↓↓↓

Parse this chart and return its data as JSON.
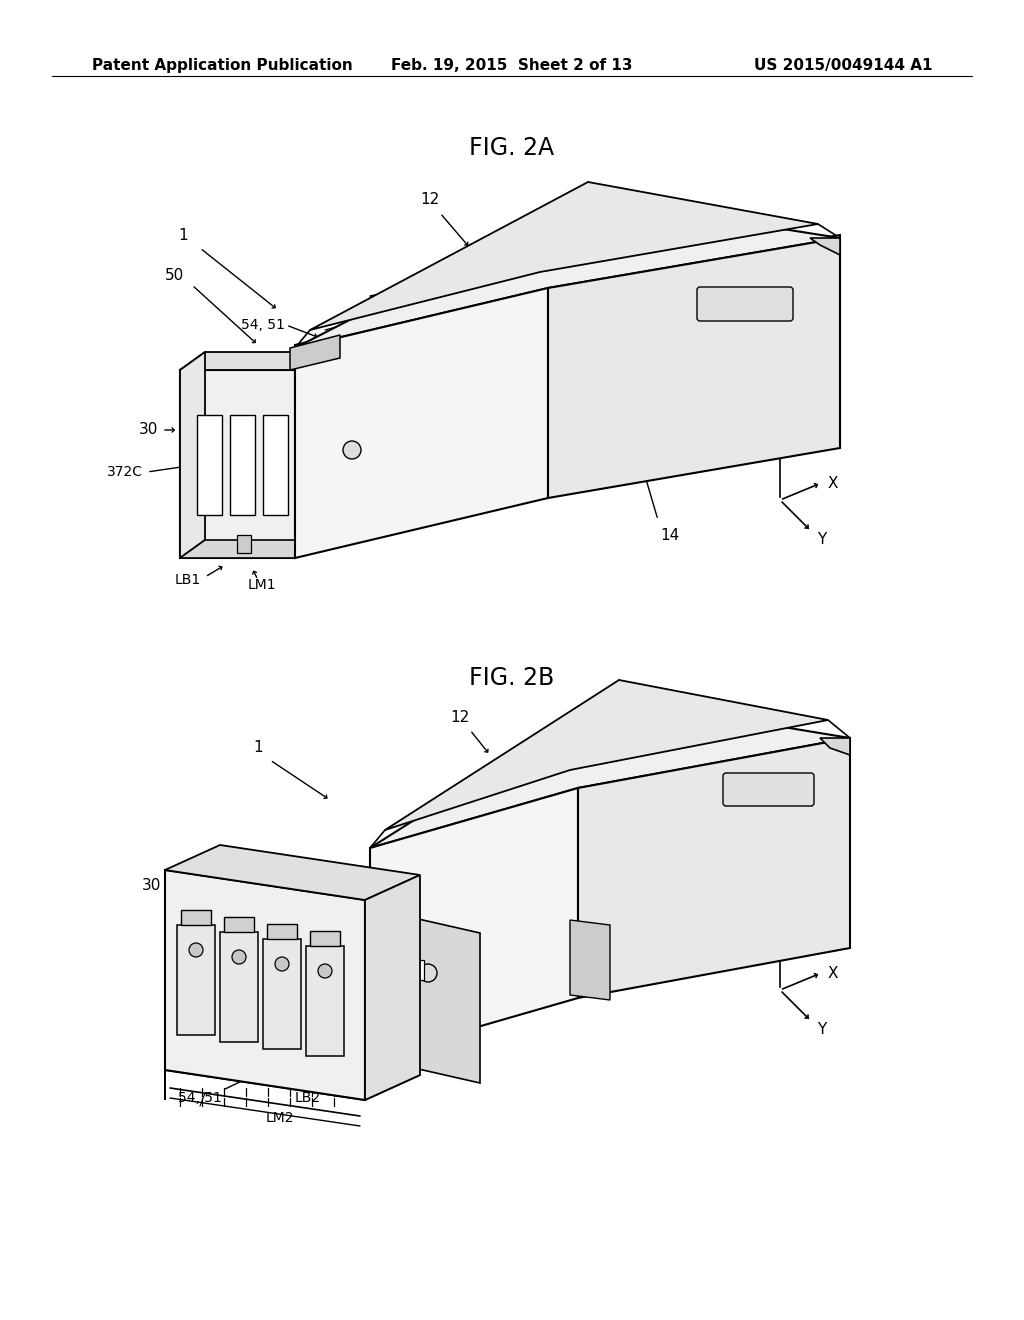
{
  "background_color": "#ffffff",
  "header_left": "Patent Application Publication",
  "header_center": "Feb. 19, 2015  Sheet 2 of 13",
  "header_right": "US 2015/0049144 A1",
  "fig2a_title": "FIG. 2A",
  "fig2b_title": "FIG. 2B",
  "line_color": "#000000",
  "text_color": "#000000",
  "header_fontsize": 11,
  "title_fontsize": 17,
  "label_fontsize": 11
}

↑↑↑

> Given exercise: Strip out the pictures and quote the remaining data word for word.

> Solution to the exercise:
Parse this chart and return its data as JSON.
{
  "background_color": "#ffffff",
  "header_left": "Patent Application Publication",
  "header_center": "Feb. 19, 2015  Sheet 2 of 13",
  "header_right": "US 2015/0049144 A1",
  "fig2a_title": "FIG. 2A",
  "fig2b_title": "FIG. 2B",
  "line_color": "#000000",
  "text_color": "#000000",
  "header_fontsize": 11,
  "title_fontsize": 17,
  "label_fontsize": 11
}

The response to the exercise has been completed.